** start Records provided **

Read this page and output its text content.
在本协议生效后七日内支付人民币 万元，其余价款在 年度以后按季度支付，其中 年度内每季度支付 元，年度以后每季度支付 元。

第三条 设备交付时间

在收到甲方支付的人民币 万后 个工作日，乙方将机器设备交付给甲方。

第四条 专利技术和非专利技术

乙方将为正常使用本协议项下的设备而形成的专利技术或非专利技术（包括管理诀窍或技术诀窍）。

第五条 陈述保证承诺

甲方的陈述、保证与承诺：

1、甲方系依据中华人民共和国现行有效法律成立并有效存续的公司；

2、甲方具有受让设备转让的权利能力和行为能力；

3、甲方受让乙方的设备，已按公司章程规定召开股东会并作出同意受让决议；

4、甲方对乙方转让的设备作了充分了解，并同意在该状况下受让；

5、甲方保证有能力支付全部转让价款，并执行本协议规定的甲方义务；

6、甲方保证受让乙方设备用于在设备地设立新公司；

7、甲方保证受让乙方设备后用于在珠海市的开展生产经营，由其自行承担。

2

** end Records provided **

Return all the data exactly as given.

### Expected answer:
Read this page and output its text content.
在本协议生效后七日内支付人民币 万元，其余价款在 年度以后按季度支付，其中 年度内每季度支付 元，年度以后每季度支付 元。

第三条 设备交付时间

在收到甲方支付的人民币 万后 个工作日，乙方将机器设备交付给甲方。

第四条 专利技术和非专利技术

乙方将为正常使用本协议项下的设备而形成的专利技术或非专利技术（包括管理诀窍或技术诀窍）。

第五条 陈述保证承诺

甲方的陈述、保证与承诺：

1、甲方系依据中华人民共和国现行有效法律成立并有效存续的公司；

2、甲方具有受让设备转让的权利能力和行为能力；

3、甲方受让乙方的设备，已按公司章程规定召开股东会并作出同意受让决议；

4、甲方对乙方转让的设备作了充分了解，并同意在该状况下受让；

5、甲方保证有能力支付全部转让价款，并执行本协议规定的甲方义务；

6、甲方保证受让乙方设备用于在设备地设立新公司；

7、甲方保证受让乙方设备后用于在珠海市的开展生产经营，由其自行承担。

2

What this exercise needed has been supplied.